• [GIVEN INSTRUCTION]
Identify each line holding the string "Samsung" and copy it.

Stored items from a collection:
<<<<
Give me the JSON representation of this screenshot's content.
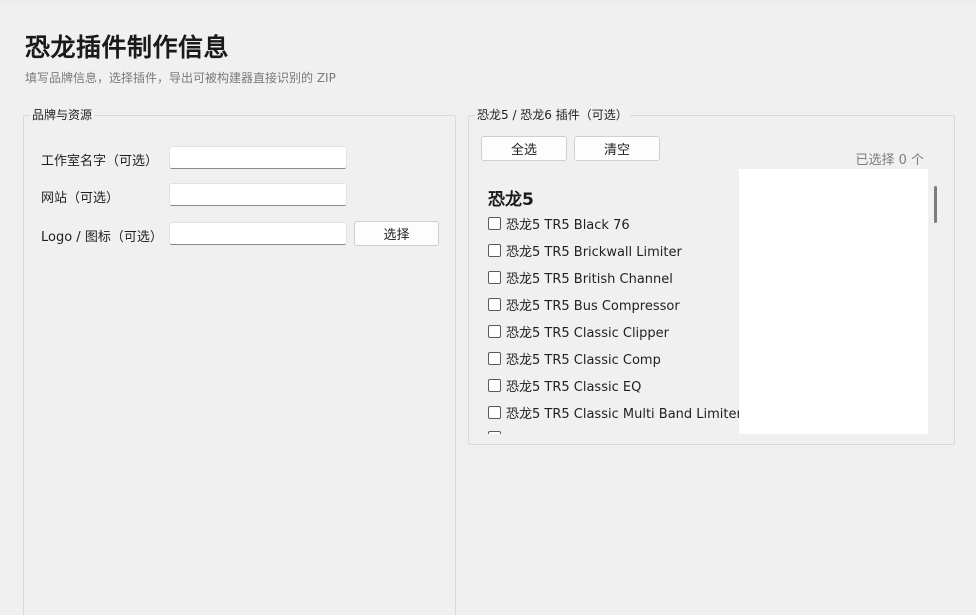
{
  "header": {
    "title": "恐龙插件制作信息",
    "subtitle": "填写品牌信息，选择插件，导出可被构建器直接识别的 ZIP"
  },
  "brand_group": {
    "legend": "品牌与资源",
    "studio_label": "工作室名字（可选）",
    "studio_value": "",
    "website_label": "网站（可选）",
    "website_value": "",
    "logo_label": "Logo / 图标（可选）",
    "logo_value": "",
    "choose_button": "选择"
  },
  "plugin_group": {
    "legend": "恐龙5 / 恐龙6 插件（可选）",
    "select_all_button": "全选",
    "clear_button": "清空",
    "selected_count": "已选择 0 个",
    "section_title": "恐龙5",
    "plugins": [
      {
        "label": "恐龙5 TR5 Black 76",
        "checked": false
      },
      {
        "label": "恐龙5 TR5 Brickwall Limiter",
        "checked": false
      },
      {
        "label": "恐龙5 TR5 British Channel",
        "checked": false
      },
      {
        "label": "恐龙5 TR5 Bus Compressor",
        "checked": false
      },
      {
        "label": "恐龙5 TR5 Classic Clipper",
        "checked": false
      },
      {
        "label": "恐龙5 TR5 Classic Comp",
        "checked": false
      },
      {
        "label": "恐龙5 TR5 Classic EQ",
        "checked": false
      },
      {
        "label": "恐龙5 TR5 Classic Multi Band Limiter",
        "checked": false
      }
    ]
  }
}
>>>>
<<<<
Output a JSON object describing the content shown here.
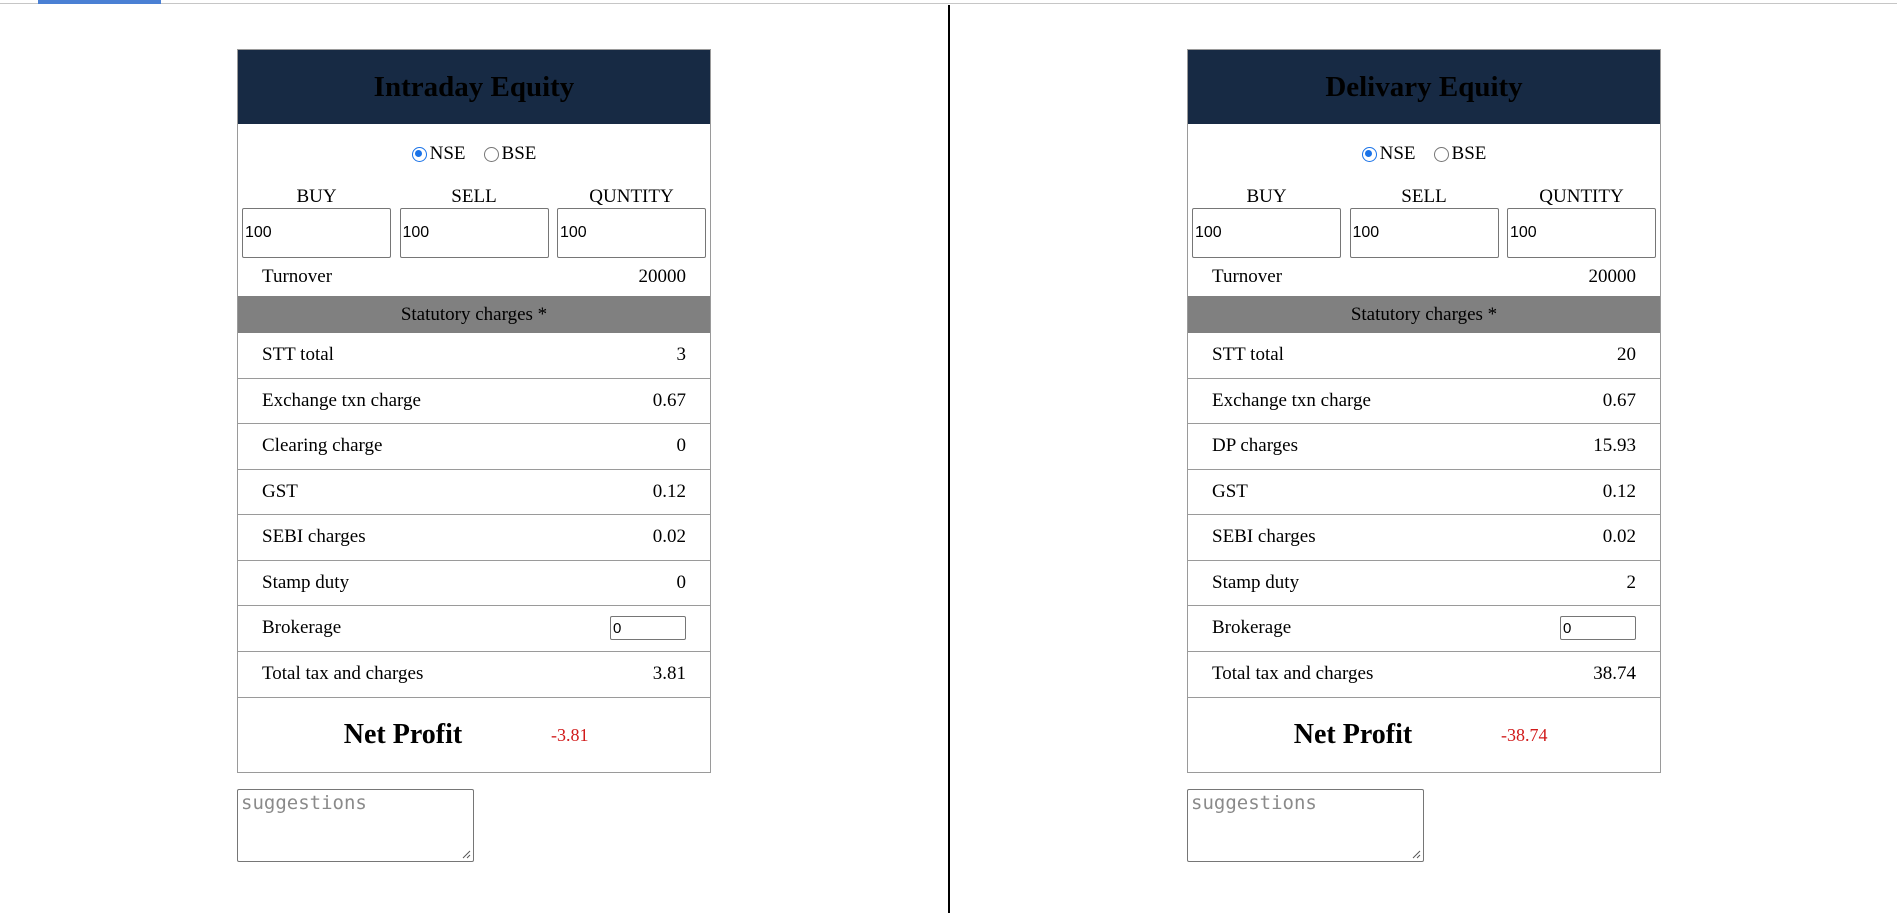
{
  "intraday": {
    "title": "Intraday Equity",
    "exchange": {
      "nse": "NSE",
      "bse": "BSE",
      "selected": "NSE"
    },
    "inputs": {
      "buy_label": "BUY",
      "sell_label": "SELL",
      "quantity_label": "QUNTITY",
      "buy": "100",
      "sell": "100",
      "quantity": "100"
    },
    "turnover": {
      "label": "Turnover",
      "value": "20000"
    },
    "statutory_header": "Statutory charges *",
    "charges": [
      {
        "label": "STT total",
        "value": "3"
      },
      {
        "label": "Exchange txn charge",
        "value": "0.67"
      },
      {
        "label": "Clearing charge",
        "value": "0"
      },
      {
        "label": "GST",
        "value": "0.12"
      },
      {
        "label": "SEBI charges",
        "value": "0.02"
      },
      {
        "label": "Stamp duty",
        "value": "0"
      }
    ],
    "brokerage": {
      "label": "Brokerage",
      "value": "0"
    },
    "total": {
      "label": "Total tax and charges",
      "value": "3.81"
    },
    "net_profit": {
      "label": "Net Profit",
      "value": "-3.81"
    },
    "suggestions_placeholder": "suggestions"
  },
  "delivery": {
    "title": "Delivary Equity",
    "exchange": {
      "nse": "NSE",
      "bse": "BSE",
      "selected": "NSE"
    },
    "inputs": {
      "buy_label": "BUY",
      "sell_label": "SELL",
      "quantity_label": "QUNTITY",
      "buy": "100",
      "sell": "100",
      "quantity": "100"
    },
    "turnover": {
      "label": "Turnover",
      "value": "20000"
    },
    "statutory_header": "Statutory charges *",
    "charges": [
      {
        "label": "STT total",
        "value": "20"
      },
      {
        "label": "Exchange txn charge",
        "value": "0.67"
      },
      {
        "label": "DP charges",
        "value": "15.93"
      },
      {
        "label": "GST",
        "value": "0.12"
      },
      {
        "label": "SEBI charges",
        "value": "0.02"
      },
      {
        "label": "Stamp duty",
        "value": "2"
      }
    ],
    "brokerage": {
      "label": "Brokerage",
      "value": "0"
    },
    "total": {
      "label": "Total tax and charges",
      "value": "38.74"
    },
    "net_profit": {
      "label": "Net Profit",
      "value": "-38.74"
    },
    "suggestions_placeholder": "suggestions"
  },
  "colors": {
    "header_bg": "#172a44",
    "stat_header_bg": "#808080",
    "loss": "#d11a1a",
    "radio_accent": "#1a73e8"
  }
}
>>>>
<<<<
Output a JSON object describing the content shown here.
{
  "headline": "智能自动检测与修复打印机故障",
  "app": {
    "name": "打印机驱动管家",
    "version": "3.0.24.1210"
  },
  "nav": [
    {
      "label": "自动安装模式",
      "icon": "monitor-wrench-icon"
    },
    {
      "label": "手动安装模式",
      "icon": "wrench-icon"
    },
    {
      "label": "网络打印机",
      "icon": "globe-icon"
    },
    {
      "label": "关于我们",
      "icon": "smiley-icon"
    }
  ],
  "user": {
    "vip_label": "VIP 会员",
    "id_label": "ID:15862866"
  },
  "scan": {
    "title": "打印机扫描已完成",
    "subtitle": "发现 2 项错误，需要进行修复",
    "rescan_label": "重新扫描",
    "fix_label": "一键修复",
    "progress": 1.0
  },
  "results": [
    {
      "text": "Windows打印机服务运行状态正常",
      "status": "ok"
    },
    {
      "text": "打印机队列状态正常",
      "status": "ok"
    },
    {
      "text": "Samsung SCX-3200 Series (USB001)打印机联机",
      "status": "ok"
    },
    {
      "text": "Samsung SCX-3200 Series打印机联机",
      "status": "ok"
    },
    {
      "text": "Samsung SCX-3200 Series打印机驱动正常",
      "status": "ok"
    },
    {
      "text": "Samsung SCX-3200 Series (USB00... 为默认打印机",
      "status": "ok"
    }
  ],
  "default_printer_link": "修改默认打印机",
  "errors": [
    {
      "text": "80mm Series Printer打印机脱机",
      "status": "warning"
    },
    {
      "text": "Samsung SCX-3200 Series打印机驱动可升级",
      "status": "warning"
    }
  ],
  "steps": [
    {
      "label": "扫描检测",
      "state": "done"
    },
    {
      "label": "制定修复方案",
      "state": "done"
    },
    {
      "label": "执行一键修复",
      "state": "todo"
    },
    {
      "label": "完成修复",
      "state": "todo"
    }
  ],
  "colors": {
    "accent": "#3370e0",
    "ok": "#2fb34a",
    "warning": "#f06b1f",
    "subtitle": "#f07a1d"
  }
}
>>>>
• [RESULT OF THE EXERCISE]
      "text": "Samsung SCX-3200 Series (USB001)打印机联机",
      "text": "Samsung SCX-3200 Series打印机联机",
      "text": "Samsung SCX-3200 Series打印机驱动正常",
      "text": "Samsung SCX-3200 Series (USB00... 为默认打印机",
      "text": "Samsung SCX-3200 Series打印机驱动可升级",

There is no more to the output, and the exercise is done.